▸ **The request**:
Repeat the material in full. Keep every line exactly as it is.

▸ **Supplied data**:
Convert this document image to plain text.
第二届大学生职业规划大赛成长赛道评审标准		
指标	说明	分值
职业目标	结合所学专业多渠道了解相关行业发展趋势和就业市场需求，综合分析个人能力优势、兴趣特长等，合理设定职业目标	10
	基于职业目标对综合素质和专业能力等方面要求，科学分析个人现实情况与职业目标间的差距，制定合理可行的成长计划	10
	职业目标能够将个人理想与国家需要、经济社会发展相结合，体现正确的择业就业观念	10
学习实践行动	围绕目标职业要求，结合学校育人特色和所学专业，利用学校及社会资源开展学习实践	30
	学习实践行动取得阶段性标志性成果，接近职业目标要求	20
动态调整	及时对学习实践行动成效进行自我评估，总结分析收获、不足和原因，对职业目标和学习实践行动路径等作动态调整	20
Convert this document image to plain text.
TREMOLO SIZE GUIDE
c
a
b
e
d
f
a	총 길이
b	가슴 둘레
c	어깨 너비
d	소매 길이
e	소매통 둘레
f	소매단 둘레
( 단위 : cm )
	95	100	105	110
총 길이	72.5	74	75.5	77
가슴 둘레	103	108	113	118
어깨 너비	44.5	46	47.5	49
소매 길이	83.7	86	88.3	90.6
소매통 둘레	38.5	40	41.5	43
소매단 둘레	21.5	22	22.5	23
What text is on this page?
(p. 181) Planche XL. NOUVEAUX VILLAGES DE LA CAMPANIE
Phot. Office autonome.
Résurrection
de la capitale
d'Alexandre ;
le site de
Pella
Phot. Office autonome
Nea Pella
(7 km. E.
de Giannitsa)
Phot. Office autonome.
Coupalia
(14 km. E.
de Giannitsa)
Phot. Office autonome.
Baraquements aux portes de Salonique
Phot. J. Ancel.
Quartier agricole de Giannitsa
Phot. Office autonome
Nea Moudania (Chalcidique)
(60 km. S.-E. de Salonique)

▸ **Exercise output**:
Convert this document image to plain text.
第二届大学生职业规划大赛成长赛道评审标准		
指标	说明	分值
职业目标	结合所学专业多渠道了解相关行业发展趋势和就业市场需求，综合分析个人能力优势、兴趣特长等，合理设定职业目标	10
	基于职业目标对综合素质和专业能力等方面要求，科学分析个人现实情况与职业目标间的差距，制定合理可行的成长计划	10
	职业目标能够将个人理想与国家需要、经济社会发展相结合，体现正确的择业就业观念	10
学习实践行动	围绕目标职业要求，结合学校育人特色和所学专业，利用学校及社会资源开展学习实践	30
	学习实践行动取得阶段性标志性成果，接近职业目标要求	20
动态调整	及时对学习实践行动成效进行自我评估，总结分析收获、不足和原因，对职业目标和学习实践行动路径等作动态调整	20
Convert this document image to plain text.
TREMOLO SIZE GUIDE
c
a
b
e
d
f
a	총 길이
b	가슴 둘레
c	어깨 너비
d	소매 길이
e	소매통 둘레
f	소매단 둘레
( 단위 : cm )
	95	100	105	110
총 길이	72.5	74	75.5	77
가슴 둘레	103	108	113	118
어깨 너비	44.5	46	47.5	49
소매 길이	83.7	86	88.3	90.6
소매통 둘레	38.5	40	41.5	43
소매단 둘레	21.5	22	22.5	23
What text is on this page?
(p. 181) Planche XL. NOUVEAUX VILLAGES DE LA CAMPANIE
Phot. Office autonome.
Résurrection
de la capitale
d'Alexandre ;
le site de
Pella
Phot. Office autonome
Nea Pella
(7 km. E.
de Giannitsa)
Phot. Office autonome.
Coupalia
(14 km. E.
de Giannitsa)
Phot. Office autonome.
Baraquements aux portes de Salonique
Phot. J. Ancel.
Quartier agricole de Giannitsa
Phot. Office autonome
Nea Moudania (Chalcidique)
(60 km. S.-E. de Salonique)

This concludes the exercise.